**GIVEN REQUEST**. Look through the data for the string "petal". Copy every line where it is found.
═══ MATERIAL PROVIDED
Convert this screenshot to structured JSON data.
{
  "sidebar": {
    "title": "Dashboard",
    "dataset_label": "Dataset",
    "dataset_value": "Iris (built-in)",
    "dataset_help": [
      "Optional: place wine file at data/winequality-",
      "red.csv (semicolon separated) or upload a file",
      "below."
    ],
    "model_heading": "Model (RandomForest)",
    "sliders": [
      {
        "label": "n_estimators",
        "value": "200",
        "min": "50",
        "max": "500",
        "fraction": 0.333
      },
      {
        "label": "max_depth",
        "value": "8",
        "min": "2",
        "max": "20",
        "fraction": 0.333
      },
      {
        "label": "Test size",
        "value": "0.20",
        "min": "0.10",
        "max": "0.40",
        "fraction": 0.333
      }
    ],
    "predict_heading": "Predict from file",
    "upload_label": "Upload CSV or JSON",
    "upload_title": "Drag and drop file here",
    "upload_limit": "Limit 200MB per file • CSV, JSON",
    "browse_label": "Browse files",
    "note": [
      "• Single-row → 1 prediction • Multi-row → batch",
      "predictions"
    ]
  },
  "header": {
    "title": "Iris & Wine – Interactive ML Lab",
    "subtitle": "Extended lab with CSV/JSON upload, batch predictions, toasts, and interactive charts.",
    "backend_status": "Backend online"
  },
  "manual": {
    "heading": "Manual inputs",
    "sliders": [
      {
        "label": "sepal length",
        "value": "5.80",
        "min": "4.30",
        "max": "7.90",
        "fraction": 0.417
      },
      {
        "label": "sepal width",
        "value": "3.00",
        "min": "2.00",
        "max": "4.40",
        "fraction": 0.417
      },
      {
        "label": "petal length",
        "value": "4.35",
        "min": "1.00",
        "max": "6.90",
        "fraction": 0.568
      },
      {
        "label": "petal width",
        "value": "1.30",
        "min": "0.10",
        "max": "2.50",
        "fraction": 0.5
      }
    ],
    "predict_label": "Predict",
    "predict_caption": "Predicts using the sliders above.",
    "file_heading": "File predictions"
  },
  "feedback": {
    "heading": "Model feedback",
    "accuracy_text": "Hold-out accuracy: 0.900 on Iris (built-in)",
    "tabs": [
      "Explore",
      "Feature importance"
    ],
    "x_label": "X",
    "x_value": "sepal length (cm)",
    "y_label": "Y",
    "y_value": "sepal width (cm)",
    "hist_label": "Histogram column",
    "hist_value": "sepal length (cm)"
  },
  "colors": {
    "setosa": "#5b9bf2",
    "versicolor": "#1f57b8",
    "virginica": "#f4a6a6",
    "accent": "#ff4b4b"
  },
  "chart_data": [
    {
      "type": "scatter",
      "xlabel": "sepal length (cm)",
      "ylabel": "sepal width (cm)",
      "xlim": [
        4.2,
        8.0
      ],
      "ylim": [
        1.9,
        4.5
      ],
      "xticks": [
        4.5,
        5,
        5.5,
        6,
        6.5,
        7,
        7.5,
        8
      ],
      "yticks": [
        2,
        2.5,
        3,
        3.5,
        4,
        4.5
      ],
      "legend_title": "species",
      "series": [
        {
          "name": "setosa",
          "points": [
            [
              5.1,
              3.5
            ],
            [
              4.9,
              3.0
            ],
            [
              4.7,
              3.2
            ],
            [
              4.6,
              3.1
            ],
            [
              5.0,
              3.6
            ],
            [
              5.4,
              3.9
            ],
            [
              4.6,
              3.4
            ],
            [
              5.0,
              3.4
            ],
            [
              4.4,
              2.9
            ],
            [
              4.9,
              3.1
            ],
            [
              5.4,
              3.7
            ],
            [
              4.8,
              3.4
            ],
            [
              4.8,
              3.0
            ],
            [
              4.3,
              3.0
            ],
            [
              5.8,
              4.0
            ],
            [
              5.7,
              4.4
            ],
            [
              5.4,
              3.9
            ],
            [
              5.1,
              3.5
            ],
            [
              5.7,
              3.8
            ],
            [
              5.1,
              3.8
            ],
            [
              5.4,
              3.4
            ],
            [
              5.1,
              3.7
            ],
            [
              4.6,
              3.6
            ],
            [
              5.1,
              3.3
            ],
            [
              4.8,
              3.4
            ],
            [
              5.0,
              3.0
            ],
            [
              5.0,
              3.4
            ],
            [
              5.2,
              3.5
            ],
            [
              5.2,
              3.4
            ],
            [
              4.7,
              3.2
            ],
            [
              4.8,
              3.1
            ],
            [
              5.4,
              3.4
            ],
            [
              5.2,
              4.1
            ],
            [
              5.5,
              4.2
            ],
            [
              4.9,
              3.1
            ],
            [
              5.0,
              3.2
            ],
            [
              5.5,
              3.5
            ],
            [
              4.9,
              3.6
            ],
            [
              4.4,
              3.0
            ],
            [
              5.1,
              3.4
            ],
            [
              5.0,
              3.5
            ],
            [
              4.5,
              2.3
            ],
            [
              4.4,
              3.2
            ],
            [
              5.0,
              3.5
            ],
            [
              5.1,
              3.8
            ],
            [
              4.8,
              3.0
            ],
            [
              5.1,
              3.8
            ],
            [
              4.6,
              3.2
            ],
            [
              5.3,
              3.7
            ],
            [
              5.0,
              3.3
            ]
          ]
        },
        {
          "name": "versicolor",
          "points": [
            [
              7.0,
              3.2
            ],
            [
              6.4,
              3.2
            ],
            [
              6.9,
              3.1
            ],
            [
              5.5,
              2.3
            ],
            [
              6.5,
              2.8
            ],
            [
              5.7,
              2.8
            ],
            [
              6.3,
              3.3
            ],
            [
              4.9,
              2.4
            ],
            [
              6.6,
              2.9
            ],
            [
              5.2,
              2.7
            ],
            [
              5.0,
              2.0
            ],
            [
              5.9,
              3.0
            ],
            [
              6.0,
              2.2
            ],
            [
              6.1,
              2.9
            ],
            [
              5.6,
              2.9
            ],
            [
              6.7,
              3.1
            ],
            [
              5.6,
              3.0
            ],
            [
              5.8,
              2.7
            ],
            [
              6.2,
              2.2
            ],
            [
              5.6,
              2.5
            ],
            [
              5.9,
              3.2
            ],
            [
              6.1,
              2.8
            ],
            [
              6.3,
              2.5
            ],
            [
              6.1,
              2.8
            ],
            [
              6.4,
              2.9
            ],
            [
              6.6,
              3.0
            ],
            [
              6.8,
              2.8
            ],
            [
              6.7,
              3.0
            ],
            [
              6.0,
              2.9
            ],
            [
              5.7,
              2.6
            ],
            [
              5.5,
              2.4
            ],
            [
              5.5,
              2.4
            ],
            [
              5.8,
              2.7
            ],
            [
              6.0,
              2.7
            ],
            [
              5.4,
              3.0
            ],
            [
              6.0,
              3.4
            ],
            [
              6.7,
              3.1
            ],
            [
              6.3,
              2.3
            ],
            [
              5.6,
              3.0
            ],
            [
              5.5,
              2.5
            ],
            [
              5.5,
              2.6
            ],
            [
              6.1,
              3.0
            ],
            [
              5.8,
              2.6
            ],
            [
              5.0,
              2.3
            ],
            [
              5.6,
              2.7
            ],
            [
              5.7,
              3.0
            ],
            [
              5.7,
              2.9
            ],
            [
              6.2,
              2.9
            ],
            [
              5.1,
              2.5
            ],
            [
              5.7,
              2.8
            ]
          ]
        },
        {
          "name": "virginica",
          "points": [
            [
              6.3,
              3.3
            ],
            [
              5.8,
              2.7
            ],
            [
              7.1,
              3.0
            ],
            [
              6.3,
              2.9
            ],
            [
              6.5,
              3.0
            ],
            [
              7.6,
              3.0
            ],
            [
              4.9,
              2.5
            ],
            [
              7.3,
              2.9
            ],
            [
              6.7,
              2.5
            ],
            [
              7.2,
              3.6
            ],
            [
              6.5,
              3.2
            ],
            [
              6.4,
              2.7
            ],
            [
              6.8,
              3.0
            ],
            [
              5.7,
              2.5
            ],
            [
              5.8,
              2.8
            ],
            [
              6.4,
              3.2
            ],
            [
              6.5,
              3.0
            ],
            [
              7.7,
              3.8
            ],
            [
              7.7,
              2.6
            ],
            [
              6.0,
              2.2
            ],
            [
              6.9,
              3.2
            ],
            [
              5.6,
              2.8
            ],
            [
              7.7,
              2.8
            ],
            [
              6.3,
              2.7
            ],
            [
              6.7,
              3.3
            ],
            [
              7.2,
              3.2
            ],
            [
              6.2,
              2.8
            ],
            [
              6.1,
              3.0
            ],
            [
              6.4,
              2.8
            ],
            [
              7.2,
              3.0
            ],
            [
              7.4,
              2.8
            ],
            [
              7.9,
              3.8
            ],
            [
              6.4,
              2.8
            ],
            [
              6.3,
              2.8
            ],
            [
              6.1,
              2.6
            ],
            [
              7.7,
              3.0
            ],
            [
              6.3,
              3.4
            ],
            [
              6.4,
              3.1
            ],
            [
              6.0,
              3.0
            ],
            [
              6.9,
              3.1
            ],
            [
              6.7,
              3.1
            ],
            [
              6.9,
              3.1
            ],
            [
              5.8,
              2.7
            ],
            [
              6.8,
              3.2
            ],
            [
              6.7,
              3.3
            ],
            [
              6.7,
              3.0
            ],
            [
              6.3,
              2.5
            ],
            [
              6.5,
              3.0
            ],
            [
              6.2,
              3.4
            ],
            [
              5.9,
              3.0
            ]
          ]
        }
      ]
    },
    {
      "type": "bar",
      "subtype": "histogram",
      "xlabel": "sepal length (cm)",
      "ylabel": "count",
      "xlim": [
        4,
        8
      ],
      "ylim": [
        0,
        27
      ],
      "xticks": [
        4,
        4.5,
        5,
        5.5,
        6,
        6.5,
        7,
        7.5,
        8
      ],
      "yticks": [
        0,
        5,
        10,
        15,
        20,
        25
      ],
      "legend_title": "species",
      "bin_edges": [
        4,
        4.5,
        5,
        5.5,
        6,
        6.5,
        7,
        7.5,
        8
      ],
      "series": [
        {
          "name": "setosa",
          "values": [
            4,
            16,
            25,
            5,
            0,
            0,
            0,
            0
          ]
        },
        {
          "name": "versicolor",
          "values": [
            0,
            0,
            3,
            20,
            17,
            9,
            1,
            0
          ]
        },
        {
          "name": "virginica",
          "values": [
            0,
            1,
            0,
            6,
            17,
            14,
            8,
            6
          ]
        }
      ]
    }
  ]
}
══════
**TASK RESPONSE**.
        "label": "petal length",
        "label": "petal width",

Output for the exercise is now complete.